EXERCISE DESCRIPTION:
All records should be reproduced verbatim.

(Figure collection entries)

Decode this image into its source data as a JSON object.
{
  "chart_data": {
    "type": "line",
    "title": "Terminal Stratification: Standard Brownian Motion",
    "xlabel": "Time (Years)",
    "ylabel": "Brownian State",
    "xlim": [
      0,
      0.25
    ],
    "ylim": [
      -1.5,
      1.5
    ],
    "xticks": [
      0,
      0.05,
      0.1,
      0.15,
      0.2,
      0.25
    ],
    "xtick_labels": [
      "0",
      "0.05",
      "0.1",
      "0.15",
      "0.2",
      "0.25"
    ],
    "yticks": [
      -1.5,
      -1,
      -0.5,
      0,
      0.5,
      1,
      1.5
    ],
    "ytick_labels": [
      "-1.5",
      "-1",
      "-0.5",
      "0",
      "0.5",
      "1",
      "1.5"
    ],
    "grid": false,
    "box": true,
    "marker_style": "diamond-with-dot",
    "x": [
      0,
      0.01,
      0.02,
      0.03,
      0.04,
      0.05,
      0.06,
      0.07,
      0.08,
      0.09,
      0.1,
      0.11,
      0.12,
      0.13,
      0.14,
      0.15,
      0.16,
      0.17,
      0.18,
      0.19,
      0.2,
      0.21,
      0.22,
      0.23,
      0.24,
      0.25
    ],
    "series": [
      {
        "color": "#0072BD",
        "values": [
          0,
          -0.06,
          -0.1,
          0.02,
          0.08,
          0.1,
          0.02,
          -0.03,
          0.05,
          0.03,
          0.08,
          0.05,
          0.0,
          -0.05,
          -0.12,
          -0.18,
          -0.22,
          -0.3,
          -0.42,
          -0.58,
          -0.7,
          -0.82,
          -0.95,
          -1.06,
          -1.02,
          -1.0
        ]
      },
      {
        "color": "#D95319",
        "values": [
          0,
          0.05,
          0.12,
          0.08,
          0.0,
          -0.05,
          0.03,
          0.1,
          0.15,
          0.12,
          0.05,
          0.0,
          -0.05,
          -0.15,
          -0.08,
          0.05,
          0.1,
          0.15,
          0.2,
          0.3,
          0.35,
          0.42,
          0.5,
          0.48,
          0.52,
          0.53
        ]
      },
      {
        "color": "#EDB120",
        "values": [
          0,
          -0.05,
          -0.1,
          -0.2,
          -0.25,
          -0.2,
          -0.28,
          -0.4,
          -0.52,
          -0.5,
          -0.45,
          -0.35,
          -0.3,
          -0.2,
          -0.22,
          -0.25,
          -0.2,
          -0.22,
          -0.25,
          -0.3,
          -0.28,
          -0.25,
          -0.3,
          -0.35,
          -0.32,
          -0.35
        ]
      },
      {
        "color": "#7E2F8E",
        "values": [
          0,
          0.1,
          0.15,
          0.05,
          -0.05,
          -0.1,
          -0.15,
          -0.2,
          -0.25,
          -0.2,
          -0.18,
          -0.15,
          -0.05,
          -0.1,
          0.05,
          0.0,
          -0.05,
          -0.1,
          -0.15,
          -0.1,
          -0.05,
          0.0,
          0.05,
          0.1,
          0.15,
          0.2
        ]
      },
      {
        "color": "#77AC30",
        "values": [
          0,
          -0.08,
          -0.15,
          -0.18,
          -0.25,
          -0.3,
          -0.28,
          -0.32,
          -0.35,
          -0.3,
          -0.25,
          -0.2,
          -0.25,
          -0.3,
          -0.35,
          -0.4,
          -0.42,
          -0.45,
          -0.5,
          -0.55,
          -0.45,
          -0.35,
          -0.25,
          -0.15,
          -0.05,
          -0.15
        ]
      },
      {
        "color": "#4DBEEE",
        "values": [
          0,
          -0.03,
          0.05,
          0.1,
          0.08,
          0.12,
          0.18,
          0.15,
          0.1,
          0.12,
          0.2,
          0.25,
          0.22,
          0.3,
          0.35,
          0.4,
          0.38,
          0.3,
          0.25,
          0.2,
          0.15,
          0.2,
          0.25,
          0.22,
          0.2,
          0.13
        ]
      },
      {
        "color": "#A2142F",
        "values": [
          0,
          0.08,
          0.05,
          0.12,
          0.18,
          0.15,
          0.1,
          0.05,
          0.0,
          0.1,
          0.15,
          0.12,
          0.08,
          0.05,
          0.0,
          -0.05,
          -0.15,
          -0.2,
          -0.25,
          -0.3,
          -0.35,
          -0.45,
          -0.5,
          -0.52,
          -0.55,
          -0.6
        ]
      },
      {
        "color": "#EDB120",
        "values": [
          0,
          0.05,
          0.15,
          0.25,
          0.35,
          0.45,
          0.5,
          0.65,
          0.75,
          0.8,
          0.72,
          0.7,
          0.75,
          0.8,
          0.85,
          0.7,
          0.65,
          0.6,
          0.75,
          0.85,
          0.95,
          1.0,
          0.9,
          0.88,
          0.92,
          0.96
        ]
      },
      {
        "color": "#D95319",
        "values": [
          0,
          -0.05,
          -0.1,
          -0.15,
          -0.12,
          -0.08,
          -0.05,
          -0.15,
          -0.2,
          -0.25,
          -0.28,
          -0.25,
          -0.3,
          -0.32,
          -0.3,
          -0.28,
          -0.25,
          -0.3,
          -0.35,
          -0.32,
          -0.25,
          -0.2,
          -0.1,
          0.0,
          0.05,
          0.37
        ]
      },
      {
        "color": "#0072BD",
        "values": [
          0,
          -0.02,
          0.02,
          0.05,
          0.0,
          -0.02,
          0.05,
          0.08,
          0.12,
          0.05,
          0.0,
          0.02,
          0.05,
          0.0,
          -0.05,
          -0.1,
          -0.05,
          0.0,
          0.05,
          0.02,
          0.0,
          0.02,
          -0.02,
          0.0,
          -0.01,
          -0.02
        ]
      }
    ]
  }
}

RESULT BELOW:
Decode this image into its source data as a JSON object.
{
  "chart_data": {
    "type": "line",
    "title": "Terminal Stratification: Standard Brownian Motion",
    "xlabel": "Time (Years)",
    "ylabel": "Brownian State",
    "xlim": [
      0,
      0.25
    ],
    "ylim": [
      -1.5,
      1.5
    ],
    "xticks": [
      0,
      0.05,
      0.1,
      0.15,
      0.2,
      0.25
    ],
    "xtick_labels": [
      "0",
      "0.05",
      "0.1",
      "0.15",
      "0.2",
      "0.25"
    ],
    "yticks": [
      -1.5,
      -1,
      -0.5,
      0,
      0.5,
      1,
      1.5
    ],
    "ytick_labels": [
      "-1.5",
      "-1",
      "-0.5",
      "0",
      "0.5",
      "1",
      "1.5"
    ],
    "grid": false,
    "box": true,
    "marker_style": "diamond-with-dot",
    "x": [
      0,
      0.01,
      0.02,
      0.03,
      0.04,
      0.05,
      0.06,
      0.07,
      0.08,
      0.09,
      0.1,
      0.11,
      0.12,
      0.13,
      0.14,
      0.15,
      0.16,
      0.17,
      0.18,
      0.19,
      0.2,
      0.21,
      0.22,
      0.23,
      0.24,
      0.25
    ],
    "series": [
      {
        "color": "#0072BD",
        "values": [
          0,
          -0.06,
          -0.1,
          0.02,
          0.08,
          0.1,
          0.02,
          -0.03,
          0.05,
          0.03,
          0.08,
          0.05,
          0.0,
          -0.05,
          -0.12,
          -0.18,
          -0.22,
          -0.3,
          -0.42,
          -0.58,
          -0.7,
          -0.82,
          -0.95,
          -1.06,
          -1.02,
          -1.0
        ]
      },
      {
        "color": "#D95319",
        "values": [
          0,
          0.05,
          0.12,
          0.08,
          0.0,
          -0.05,
          0.03,
          0.1,
          0.15,
          0.12,
          0.05,
          0.0,
          -0.05,
          -0.15,
          -0.08,
          0.05,
          0.1,
          0.15,
          0.2,
          0.3,
          0.35,
          0.42,
          0.5,
          0.48,
          0.52,
          0.53
        ]
      },
      {
        "color": "#EDB120",
        "values": [
          0,
          -0.05,
          -0.1,
          -0.2,
          -0.25,
          -0.2,
          -0.28,
          -0.4,
          -0.52,
          -0.5,
          -0.45,
          -0.35,
          -0.3,
          -0.2,
          -0.22,
          -0.25,
          -0.2,
          -0.22,
          -0.25,
          -0.3,
          -0.28,
          -0.25,
          -0.3,
          -0.35,
          -0.32,
          -0.35
        ]
      },
      {
        "color": "#7E2F8E",
        "values": [
          0,
          0.1,
          0.15,
          0.05,
          -0.05,
          -0.1,
          -0.15,
          -0.2,
          -0.25,
          -0.2,
          -0.18,
          -0.15,
          -0.05,
          -0.1,
          0.05,
          0.0,
          -0.05,
          -0.1,
          -0.15,
          -0.1,
          -0.05,
          0.0,
          0.05,
          0.1,
          0.15,
          0.2
        ]
      },
      {
        "color": "#77AC30",
        "values": [
          0,
          -0.08,
          -0.15,
          -0.18,
          -0.25,
          -0.3,
          -0.28,
          -0.32,
          -0.35,
          -0.3,
          -0.25,
          -0.2,
          -0.25,
          -0.3,
          -0.35,
          -0.4,
          -0.42,
          -0.45,
          -0.5,
          -0.55,
          -0.45,
          -0.35,
          -0.25,
          -0.15,
          -0.05,
          -0.15
        ]
      },
      {
        "color": "#4DBEEE",
        "values": [
          0,
          -0.03,
          0.05,
          0.1,
          0.08,
          0.12,
          0.18,
          0.15,
          0.1,
          0.12,
          0.2,
          0.25,
          0.22,
          0.3,
          0.35,
          0.4,
          0.38,
          0.3,
          0.25,
          0.2,
          0.15,
          0.2,
          0.25,
          0.22,
          0.2,
          0.13
        ]
      },
      {
        "color": "#A2142F",
        "values": [
          0,
          0.08,
          0.05,
          0.12,
          0.18,
          0.15,
          0.1,
          0.05,
          0.0,
          0.1,
          0.15,
          0.12,
          0.08,
          0.05,
          0.0,
          -0.05,
          -0.15,
          -0.2,
          -0.25,
          -0.3,
          -0.35,
          -0.45,
          -0.5,
          -0.52,
          -0.55,
          -0.6
        ]
      },
      {
        "color": "#EDB120",
        "values": [
          0,
          0.05,
          0.15,
          0.25,
          0.35,
          0.45,
          0.5,
          0.65,
          0.75,
          0.8,
          0.72,
          0.7,
          0.75,
          0.8,
          0.85,
          0.7,
          0.65,
          0.6,
          0.75,
          0.85,
          0.95,
          1.0,
          0.9,
          0.88,
          0.92,
          0.96
        ]
      },
      {
        "color": "#D95319",
        "values": [
          0,
          -0.05,
          -0.1,
          -0.15,
          -0.12,
          -0.08,
          -0.05,
          -0.15,
          -0.2,
          -0.25,
          -0.28,
          -0.25,
          -0.3,
          -0.32,
          -0.3,
          -0.28,
          -0.25,
          -0.3,
          -0.35,
          -0.32,
          -0.25,
          -0.2,
          -0.1,
          0.0,
          0.05,
          0.37
        ]
      },
      {
        "color": "#0072BD",
        "values": [
          0,
          -0.02,
          0.02,
          0.05,
          0.0,
          -0.02,
          0.05,
          0.08,
          0.12,
          0.05,
          0.0,
          0.02,
          0.05,
          0.0,
          -0.05,
          -0.1,
          -0.05,
          0.0,
          0.05,
          0.02,
          0.0,
          0.02,
          -0.02,
          0.0,
          -0.01,
          -0.02
        ]
      }
    ]
  }
}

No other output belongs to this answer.